[Given data start]
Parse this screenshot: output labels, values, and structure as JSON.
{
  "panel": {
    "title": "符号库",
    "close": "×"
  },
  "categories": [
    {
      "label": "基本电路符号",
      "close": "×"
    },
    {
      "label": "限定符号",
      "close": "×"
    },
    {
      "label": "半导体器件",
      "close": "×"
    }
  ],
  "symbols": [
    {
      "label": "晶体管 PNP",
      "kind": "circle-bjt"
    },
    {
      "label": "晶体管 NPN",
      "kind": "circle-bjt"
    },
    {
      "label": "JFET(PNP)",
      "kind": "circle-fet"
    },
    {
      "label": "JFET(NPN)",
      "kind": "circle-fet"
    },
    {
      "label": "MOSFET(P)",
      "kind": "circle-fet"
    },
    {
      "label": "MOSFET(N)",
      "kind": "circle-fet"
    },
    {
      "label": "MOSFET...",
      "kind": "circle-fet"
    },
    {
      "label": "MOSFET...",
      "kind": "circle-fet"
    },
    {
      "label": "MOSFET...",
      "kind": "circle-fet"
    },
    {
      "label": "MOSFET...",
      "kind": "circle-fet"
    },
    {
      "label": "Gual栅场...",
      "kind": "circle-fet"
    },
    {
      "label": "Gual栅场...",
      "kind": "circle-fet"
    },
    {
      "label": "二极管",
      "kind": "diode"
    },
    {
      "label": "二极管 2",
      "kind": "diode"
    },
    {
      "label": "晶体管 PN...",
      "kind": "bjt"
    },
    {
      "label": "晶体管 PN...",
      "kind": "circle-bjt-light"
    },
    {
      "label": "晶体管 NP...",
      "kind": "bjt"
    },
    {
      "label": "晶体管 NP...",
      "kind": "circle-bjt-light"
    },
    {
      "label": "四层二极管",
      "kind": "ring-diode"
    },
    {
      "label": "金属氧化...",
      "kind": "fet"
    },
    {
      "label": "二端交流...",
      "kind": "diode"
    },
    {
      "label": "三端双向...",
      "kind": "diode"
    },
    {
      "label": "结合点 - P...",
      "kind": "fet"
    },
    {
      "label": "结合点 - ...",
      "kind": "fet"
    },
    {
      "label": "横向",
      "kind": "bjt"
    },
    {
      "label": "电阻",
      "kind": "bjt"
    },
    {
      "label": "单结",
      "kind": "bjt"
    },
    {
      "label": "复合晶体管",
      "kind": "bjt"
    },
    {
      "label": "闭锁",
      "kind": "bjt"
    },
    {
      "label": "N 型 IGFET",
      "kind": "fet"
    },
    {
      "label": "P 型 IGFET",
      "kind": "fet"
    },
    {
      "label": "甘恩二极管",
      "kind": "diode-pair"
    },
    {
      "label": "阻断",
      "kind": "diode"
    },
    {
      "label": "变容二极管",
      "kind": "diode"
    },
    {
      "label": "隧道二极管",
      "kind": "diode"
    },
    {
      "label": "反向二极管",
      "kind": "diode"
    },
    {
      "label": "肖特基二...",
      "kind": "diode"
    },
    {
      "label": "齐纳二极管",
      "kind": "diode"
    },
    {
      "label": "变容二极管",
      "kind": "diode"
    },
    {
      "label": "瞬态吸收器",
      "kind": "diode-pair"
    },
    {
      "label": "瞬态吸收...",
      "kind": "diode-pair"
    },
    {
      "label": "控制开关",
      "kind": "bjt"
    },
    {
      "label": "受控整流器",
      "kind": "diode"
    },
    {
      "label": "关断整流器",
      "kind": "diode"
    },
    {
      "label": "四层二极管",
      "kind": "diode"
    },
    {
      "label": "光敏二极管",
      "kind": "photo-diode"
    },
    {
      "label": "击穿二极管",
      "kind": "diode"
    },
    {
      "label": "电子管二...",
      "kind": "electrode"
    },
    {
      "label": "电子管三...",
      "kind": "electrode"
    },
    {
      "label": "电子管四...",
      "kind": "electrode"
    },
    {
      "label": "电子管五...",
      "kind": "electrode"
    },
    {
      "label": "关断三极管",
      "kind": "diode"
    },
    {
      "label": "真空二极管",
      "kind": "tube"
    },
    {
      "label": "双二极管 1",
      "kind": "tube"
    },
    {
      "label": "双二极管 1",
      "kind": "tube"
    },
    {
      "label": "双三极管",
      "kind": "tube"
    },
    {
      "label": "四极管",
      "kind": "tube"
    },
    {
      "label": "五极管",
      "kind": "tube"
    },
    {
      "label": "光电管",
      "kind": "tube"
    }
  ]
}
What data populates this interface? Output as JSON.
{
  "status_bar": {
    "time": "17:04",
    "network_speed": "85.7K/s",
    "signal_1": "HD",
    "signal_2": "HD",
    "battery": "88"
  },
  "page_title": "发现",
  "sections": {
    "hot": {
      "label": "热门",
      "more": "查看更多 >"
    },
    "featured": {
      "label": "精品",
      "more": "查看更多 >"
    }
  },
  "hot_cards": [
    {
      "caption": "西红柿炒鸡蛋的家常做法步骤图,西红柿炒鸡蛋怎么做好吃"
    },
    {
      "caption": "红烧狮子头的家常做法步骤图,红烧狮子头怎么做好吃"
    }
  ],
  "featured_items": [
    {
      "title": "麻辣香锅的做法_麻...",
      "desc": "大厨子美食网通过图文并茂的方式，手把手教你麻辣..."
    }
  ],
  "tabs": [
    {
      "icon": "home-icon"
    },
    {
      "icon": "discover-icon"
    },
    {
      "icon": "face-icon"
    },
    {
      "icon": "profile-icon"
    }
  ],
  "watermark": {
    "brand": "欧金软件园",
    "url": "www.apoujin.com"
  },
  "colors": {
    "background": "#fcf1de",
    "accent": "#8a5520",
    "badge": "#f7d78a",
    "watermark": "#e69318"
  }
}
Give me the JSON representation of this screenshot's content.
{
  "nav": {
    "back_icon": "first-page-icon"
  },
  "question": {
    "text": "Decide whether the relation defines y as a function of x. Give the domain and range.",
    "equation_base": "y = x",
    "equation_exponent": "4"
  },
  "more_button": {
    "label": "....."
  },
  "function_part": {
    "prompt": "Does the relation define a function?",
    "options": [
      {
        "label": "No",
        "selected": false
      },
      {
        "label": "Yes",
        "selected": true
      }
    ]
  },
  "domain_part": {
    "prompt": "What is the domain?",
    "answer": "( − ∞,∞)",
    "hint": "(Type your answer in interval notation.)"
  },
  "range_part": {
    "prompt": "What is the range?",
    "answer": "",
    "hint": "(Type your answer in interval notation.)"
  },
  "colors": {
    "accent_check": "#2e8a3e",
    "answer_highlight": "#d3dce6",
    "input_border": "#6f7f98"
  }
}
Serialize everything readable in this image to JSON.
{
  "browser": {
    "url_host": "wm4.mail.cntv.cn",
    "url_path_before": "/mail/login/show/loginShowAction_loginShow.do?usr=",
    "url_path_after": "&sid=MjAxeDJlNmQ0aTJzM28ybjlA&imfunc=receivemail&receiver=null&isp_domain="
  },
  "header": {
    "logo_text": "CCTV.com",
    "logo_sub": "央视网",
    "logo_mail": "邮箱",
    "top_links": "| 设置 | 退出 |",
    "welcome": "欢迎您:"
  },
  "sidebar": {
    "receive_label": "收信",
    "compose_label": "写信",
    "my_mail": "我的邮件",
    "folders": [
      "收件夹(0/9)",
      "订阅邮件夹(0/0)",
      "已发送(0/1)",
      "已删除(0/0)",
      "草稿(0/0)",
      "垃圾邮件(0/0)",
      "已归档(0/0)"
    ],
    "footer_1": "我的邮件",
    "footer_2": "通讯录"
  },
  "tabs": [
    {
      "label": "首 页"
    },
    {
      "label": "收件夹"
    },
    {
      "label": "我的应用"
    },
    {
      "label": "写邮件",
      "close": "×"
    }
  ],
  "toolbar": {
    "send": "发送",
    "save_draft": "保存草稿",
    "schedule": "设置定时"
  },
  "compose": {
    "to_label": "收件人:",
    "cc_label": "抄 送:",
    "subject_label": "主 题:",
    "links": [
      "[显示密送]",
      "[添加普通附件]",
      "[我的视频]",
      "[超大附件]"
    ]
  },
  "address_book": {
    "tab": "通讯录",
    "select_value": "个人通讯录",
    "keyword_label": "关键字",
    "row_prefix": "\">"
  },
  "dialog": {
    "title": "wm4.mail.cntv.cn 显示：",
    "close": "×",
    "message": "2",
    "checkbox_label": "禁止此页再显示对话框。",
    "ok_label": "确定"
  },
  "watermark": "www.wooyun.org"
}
[Given data end]
### [Task to carry out]
Copy out every line from the one containing "Serialize everything readable" to the end of the material, both ends included.

### [Final result]
Serialize everything readable in this image to JSON.
{
  "browser": {
    "url_host": "wm4.mail.cntv.cn",
    "url_path_before": "/mail/login/show/loginShowAction_loginShow.do?usr=",
    "url_path_after": "&sid=MjAxeDJlNmQ0aTJzM28ybjlA&imfunc=receivemail&receiver=null&isp_domain="
  },
  "header": {
    "logo_text": "CCTV.com",
    "logo_sub": "央视网",
    "logo_mail": "邮箱",
    "top_links": "| 设置 | 退出 |",
    "welcome": "欢迎您:"
  },
  "sidebar": {
    "receive_label": "收信",
    "compose_label": "写信",
    "my_mail": "我的邮件",
    "folders": [
      "收件夹(0/9)",
      "订阅邮件夹(0/0)",
      "已发送(0/1)",
      "已删除(0/0)",
      "草稿(0/0)",
      "垃圾邮件(0/0)",
      "已归档(0/0)"
    ],
    "footer_1": "我的邮件",
    "footer_2": "通讯录"
  },
  "tabs": [
    {
      "label": "首 页"
    },
    {
      "label": "收件夹"
    },
    {
      "label": "我的应用"
    },
    {
      "label": "写邮件",
      "close": "×"
    }
  ],
  "toolbar": {
    "send": "发送",
    "save_draft": "保存草稿",
    "schedule": "设置定时"
  },
  "compose": {
    "to_label": "收件人:",
    "cc_label": "抄 送:",
    "subject_label": "主 题:",
    "links": [
      "[显示密送]",
      "[添加普通附件]",
      "[我的视频]",
      "[超大附件]"
    ]
  },
  "address_book": {
    "tab": "通讯录",
    "select_value": "个人通讯录",
    "keyword_label": "关键字",
    "row_prefix": "\">"
  },
  "dialog": {
    "title": "wm4.mail.cntv.cn 显示：",
    "close": "×",
    "message": "2",
    "checkbox_label": "禁止此页再显示对话框。",
    "ok_label": "确定"
  },
  "watermark": "www.wooyun.org"
}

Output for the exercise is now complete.